**DATA PROVIDED:**
+ + +
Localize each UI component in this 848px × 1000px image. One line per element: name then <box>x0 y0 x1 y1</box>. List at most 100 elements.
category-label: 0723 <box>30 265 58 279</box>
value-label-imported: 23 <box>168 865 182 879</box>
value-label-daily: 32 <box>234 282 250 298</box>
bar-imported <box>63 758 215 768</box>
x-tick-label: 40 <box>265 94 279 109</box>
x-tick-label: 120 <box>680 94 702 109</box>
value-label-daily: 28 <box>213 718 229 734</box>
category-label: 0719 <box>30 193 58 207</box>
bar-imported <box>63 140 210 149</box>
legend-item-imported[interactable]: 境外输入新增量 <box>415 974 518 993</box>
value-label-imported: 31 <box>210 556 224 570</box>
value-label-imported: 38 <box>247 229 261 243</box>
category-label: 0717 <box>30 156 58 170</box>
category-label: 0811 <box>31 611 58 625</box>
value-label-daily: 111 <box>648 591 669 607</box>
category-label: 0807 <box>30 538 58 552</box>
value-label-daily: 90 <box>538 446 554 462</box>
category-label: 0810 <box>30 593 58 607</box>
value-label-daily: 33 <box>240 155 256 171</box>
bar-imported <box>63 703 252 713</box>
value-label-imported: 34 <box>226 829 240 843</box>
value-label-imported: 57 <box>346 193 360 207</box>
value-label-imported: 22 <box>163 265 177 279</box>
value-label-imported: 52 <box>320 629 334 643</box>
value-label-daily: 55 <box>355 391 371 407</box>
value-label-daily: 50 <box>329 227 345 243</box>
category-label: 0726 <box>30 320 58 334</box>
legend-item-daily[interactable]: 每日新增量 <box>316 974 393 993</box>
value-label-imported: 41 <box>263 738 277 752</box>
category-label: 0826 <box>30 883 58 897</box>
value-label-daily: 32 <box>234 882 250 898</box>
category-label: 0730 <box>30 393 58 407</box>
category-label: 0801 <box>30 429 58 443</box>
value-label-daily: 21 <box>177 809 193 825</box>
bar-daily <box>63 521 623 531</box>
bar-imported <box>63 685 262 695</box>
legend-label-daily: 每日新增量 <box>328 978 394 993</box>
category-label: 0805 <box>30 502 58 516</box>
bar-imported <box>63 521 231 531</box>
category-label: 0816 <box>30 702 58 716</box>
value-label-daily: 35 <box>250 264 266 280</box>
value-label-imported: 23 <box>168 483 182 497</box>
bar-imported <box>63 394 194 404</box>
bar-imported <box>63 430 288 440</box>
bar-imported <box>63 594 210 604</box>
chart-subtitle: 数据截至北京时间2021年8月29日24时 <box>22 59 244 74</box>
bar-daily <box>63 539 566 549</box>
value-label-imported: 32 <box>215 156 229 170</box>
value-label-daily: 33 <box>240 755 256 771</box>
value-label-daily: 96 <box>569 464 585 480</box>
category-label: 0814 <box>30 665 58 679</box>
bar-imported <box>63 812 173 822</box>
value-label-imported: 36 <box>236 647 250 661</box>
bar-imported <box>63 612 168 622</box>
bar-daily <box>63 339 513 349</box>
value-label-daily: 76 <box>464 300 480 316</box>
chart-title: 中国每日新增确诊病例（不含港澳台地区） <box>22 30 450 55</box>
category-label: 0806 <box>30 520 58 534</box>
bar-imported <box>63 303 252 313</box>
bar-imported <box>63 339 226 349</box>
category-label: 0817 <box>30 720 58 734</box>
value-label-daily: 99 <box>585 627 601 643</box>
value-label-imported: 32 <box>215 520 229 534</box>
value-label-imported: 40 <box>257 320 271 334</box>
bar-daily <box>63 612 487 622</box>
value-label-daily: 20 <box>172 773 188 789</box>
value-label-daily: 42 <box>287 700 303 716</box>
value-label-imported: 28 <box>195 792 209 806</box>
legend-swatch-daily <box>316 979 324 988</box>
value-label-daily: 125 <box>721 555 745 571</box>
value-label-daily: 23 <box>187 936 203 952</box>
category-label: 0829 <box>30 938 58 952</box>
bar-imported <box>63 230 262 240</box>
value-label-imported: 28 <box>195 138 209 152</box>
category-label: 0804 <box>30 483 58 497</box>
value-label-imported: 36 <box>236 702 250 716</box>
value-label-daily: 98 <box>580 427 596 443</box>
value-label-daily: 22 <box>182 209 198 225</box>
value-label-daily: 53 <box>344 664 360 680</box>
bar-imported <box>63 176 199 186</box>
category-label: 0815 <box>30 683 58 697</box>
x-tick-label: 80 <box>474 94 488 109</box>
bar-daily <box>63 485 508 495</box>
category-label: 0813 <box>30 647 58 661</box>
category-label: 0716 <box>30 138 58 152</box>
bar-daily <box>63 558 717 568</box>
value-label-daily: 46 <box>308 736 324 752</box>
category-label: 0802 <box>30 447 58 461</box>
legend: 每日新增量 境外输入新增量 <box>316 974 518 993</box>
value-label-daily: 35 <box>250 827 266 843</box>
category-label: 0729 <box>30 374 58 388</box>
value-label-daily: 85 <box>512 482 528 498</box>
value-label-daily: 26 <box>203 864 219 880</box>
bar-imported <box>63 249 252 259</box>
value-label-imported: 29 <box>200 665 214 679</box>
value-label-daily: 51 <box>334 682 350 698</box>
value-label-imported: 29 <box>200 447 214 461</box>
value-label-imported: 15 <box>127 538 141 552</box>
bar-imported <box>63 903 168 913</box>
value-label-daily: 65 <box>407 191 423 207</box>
+ + +
**TASK BRIEF:**
Reproduce each of the entries above verbatim, without any alteration.

**RESULT BELOW:**
Localize each UI component in this 848px × 1000px image. One line per element: name then <box>x0 y0 x1 y1</box>. List at most 100 elements.
category-label: 0723 <box>30 265 58 279</box>
value-label-imported: 23 <box>168 865 182 879</box>
value-label-daily: 32 <box>234 282 250 298</box>
bar-imported <box>63 758 215 768</box>
x-tick-label: 40 <box>265 94 279 109</box>
x-tick-label: 120 <box>680 94 702 109</box>
value-label-daily: 28 <box>213 718 229 734</box>
category-label: 0719 <box>30 193 58 207</box>
bar-imported <box>63 140 210 149</box>
legend-item-imported[interactable]: 境外输入新增量 <box>415 974 518 993</box>
value-label-imported: 31 <box>210 556 224 570</box>
value-label-imported: 38 <box>247 229 261 243</box>
category-label: 0717 <box>30 156 58 170</box>
category-label: 0811 <box>31 611 58 625</box>
value-label-daily: 111 <box>648 591 669 607</box>
category-label: 0807 <box>30 538 58 552</box>
value-label-daily: 90 <box>538 446 554 462</box>
category-label: 0810 <box>30 593 58 607</box>
value-label-daily: 33 <box>240 155 256 171</box>
bar-imported <box>63 703 252 713</box>
value-label-imported: 34 <box>226 829 240 843</box>
value-label-imported: 57 <box>346 193 360 207</box>
value-label-imported: 22 <box>163 265 177 279</box>
value-label-imported: 52 <box>320 629 334 643</box>
value-label-daily: 55 <box>355 391 371 407</box>
value-label-daily: 50 <box>329 227 345 243</box>
category-label: 0726 <box>30 320 58 334</box>
legend-item-daily[interactable]: 每日新增量 <box>316 974 393 993</box>
value-label-imported: 41 <box>263 738 277 752</box>
category-label: 0826 <box>30 883 58 897</box>
value-label-daily: 32 <box>234 882 250 898</box>
category-label: 0730 <box>30 393 58 407</box>
category-label: 0801 <box>30 429 58 443</box>
value-label-daily: 21 <box>177 809 193 825</box>
bar-daily <box>63 521 623 531</box>
bar-imported <box>63 685 262 695</box>
legend-label-daily: 每日新增量 <box>328 978 394 993</box>
category-label: 0805 <box>30 502 58 516</box>
bar-imported <box>63 521 231 531</box>
category-label: 0816 <box>30 702 58 716</box>
value-label-daily: 35 <box>250 264 266 280</box>
value-label-imported: 23 <box>168 483 182 497</box>
bar-imported <box>63 394 194 404</box>
bar-imported <box>63 430 288 440</box>
bar-imported <box>63 594 210 604</box>
chart-subtitle: 数据截至北京时间2021年8月29日24时 <box>22 59 244 74</box>
bar-daily <box>63 539 566 549</box>
value-label-imported: 32 <box>215 156 229 170</box>
value-label-daily: 33 <box>240 755 256 771</box>
value-label-daily: 96 <box>569 464 585 480</box>
category-label: 0814 <box>30 665 58 679</box>
bar-imported <box>63 812 173 822</box>
value-label-imported: 36 <box>236 647 250 661</box>
bar-imported <box>63 612 168 622</box>
bar-daily <box>63 339 513 349</box>
value-label-daily: 76 <box>464 300 480 316</box>
chart-title: 中国每日新增确诊病例（不含港澳台地区） <box>22 30 450 55</box>
category-label: 0806 <box>30 520 58 534</box>
bar-imported <box>63 303 252 313</box>
bar-imported <box>63 339 226 349</box>
category-label: 0817 <box>30 720 58 734</box>
value-label-daily: 99 <box>585 627 601 643</box>
value-label-imported: 32 <box>215 520 229 534</box>
value-label-imported: 40 <box>257 320 271 334</box>
bar-daily <box>63 612 487 622</box>
value-label-daily: 20 <box>172 773 188 789</box>
value-label-daily: 42 <box>287 700 303 716</box>
value-label-imported: 28 <box>195 792 209 806</box>
legend-swatch-daily <box>316 979 324 988</box>
value-label-daily: 125 <box>721 555 745 571</box>
value-label-daily: 23 <box>187 936 203 952</box>
category-label: 0829 <box>30 938 58 952</box>
bar-imported <box>63 230 262 240</box>
value-label-imported: 28 <box>195 138 209 152</box>
category-label: 0804 <box>30 483 58 497</box>
value-label-imported: 36 <box>236 702 250 716</box>
value-label-daily: 98 <box>580 427 596 443</box>
value-label-daily: 22 <box>182 209 198 225</box>
value-label-daily: 53 <box>344 664 360 680</box>
bar-imported <box>63 176 199 186</box>
category-label: 0815 <box>30 683 58 697</box>
x-tick-label: 80 <box>474 94 488 109</box>
bar-daily <box>63 485 508 495</box>
category-label: 0813 <box>30 647 58 661</box>
category-label: 0716 <box>30 138 58 152</box>
bar-daily <box>63 558 717 568</box>
value-label-daily: 46 <box>308 736 324 752</box>
category-label: 0802 <box>30 447 58 461</box>
legend: 每日新增量 境外输入新增量 <box>316 974 518 993</box>
value-label-daily: 35 <box>250 827 266 843</box>
category-label: 0729 <box>30 374 58 388</box>
value-label-daily: 85 <box>512 482 528 498</box>
value-label-daily: 26 <box>203 864 219 880</box>
bar-imported <box>63 249 252 259</box>
value-label-imported: 29 <box>200 665 214 679</box>
value-label-daily: 51 <box>334 682 350 698</box>
value-label-imported: 29 <box>200 447 214 461</box>
value-label-imported: 15 <box>127 538 141 552</box>
bar-imported <box>63 903 168 913</box>
value-label-daily: 65 <box>407 191 423 207</box>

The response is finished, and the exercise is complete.